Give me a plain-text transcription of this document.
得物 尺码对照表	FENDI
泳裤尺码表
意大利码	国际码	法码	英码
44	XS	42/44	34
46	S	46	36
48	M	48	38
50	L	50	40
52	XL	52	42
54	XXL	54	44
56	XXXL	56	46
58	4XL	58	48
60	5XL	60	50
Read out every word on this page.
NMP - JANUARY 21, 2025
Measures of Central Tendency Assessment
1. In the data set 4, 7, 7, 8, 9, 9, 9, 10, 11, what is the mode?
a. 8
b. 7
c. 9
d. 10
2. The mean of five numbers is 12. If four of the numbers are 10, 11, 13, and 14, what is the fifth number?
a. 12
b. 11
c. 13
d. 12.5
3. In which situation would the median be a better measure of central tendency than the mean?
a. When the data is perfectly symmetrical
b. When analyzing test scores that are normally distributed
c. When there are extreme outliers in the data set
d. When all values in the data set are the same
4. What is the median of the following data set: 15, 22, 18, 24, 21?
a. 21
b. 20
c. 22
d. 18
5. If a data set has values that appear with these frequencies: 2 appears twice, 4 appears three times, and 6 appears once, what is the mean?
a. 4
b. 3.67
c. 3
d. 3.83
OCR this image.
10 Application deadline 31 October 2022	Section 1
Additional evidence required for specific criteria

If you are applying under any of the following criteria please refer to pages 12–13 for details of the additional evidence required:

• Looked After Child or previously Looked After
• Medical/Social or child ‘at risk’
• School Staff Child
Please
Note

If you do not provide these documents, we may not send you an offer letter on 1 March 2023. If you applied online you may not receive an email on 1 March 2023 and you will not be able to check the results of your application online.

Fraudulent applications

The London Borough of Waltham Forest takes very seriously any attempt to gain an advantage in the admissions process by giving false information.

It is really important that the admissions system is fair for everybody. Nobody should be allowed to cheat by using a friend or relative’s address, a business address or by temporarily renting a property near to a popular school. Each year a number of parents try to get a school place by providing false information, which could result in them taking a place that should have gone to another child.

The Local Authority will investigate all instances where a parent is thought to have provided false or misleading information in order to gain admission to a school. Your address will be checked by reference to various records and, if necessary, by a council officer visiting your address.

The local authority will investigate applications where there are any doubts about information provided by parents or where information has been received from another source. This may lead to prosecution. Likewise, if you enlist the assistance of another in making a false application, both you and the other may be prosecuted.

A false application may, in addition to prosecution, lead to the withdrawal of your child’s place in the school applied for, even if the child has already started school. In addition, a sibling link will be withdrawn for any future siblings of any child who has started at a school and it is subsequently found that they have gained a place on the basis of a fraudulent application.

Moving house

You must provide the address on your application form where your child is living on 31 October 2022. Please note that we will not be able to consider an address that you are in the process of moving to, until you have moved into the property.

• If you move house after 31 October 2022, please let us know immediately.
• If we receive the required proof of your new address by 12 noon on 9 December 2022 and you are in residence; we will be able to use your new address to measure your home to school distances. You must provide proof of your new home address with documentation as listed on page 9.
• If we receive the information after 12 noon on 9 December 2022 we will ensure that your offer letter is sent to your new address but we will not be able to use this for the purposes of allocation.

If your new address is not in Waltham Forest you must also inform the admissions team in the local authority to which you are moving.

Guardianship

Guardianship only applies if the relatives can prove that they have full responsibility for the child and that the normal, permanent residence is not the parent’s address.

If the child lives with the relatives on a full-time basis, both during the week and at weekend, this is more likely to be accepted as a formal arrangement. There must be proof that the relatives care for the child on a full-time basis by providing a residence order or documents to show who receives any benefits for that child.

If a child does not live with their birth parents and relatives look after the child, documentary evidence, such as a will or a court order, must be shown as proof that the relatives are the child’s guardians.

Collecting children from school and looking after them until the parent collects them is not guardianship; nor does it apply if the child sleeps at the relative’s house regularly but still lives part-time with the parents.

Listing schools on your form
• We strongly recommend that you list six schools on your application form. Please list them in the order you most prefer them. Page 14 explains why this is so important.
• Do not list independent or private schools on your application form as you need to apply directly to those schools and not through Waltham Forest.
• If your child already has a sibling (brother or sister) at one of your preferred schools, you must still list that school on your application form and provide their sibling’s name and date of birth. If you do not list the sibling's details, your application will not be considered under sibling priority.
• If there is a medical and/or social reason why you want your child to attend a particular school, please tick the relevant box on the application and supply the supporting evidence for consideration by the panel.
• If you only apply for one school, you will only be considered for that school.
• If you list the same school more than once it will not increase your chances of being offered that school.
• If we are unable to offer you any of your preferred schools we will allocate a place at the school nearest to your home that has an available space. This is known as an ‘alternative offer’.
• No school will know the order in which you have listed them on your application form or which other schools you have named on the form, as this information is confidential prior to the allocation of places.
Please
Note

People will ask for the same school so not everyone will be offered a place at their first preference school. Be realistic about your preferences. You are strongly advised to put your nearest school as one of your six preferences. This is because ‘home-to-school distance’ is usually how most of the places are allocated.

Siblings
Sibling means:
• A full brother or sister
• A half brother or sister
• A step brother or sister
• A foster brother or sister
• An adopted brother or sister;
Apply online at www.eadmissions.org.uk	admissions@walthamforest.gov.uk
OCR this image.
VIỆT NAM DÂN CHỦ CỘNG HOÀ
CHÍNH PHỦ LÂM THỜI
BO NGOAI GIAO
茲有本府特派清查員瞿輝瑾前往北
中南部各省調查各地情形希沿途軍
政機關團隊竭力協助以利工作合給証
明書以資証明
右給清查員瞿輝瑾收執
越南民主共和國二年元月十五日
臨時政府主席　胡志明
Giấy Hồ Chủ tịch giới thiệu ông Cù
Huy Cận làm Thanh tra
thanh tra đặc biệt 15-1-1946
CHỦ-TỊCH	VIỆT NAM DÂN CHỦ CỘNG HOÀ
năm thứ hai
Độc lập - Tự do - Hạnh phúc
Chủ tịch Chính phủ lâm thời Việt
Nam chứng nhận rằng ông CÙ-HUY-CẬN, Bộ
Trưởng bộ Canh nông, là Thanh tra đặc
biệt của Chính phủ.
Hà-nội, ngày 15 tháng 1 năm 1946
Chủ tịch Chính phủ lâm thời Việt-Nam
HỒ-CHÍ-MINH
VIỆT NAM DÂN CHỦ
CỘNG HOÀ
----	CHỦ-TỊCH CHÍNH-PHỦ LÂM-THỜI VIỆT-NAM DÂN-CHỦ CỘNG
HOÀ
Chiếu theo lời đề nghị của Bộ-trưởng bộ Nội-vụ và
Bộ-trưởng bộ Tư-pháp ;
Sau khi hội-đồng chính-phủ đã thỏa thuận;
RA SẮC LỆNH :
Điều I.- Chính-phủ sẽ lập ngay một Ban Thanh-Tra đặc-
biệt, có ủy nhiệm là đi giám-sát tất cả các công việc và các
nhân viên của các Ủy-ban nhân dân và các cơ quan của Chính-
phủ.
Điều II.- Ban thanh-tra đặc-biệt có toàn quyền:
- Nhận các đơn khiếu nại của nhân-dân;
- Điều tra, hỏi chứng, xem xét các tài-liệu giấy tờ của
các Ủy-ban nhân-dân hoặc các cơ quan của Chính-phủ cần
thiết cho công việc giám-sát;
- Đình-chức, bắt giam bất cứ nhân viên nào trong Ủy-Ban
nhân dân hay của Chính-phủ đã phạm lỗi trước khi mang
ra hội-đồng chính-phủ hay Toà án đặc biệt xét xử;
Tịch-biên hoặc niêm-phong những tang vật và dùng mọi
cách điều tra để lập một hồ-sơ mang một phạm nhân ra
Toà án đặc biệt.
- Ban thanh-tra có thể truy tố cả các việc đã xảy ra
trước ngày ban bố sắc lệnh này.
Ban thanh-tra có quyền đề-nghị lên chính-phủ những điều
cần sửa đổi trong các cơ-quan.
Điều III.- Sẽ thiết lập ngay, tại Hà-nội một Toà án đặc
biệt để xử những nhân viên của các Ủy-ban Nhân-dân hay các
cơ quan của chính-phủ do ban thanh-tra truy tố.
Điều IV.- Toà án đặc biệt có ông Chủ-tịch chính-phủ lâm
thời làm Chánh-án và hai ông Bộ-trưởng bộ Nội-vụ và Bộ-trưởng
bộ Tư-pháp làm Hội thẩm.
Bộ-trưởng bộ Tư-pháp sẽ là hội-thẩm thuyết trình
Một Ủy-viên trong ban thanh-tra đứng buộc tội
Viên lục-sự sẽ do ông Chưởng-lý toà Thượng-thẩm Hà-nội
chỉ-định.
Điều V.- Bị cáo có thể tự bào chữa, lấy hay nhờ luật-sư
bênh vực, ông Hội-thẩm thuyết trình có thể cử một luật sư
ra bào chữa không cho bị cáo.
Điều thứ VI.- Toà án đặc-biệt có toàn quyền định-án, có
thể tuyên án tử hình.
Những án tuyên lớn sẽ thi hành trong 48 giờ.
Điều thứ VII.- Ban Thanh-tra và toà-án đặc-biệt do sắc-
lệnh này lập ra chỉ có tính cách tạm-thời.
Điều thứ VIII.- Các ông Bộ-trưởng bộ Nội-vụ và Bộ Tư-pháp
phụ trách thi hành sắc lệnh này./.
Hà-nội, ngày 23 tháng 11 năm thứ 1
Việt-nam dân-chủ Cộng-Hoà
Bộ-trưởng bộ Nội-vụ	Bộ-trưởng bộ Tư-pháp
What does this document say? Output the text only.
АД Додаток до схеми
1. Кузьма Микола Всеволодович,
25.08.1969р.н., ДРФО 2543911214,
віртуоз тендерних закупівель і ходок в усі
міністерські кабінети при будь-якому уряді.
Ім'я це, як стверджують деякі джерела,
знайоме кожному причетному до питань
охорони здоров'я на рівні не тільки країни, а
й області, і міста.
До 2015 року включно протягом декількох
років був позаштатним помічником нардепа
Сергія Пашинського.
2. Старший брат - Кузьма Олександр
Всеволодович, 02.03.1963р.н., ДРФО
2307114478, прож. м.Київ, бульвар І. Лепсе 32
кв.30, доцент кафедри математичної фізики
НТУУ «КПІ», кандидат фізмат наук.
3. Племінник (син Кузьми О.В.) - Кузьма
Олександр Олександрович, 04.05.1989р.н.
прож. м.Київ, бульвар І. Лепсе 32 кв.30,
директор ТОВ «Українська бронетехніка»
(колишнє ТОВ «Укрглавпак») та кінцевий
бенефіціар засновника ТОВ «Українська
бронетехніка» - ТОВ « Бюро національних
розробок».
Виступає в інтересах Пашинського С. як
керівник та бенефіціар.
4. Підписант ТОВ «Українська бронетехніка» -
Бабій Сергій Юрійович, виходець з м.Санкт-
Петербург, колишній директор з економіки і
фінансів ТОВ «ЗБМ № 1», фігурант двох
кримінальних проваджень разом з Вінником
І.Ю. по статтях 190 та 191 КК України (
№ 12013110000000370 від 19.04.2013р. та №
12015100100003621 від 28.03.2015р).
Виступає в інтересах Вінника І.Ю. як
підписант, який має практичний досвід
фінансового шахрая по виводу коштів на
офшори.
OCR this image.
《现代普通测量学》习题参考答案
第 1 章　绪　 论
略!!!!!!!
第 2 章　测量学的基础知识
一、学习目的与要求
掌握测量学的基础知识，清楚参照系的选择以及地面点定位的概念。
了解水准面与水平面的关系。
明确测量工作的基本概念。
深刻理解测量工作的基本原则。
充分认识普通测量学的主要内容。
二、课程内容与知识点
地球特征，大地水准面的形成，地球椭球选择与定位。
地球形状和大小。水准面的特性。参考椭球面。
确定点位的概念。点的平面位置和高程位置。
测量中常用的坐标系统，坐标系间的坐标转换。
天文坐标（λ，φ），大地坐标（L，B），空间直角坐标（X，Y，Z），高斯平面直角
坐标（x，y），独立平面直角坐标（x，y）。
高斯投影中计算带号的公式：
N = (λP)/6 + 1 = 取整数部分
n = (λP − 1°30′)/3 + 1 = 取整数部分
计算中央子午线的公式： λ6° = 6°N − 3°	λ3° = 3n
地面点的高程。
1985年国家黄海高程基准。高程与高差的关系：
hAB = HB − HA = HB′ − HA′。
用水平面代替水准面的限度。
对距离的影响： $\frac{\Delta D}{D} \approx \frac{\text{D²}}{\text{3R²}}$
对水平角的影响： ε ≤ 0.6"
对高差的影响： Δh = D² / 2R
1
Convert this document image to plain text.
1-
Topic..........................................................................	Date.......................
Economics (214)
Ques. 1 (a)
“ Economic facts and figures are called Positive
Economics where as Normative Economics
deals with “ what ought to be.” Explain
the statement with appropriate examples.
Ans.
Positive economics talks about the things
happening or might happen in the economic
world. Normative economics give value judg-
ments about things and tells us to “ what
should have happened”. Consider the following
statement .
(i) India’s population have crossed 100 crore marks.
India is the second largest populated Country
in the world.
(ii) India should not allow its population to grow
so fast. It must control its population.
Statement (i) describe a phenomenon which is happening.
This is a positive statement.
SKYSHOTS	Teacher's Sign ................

____________

Identify each line of the material where the word "When" shows up, and copy it.

a. When the data is perfectly symmetrical
b. When analyzing test scores that are normally distributed
c. When there are extreme outliers in the data set
d. When all values in the data set are the same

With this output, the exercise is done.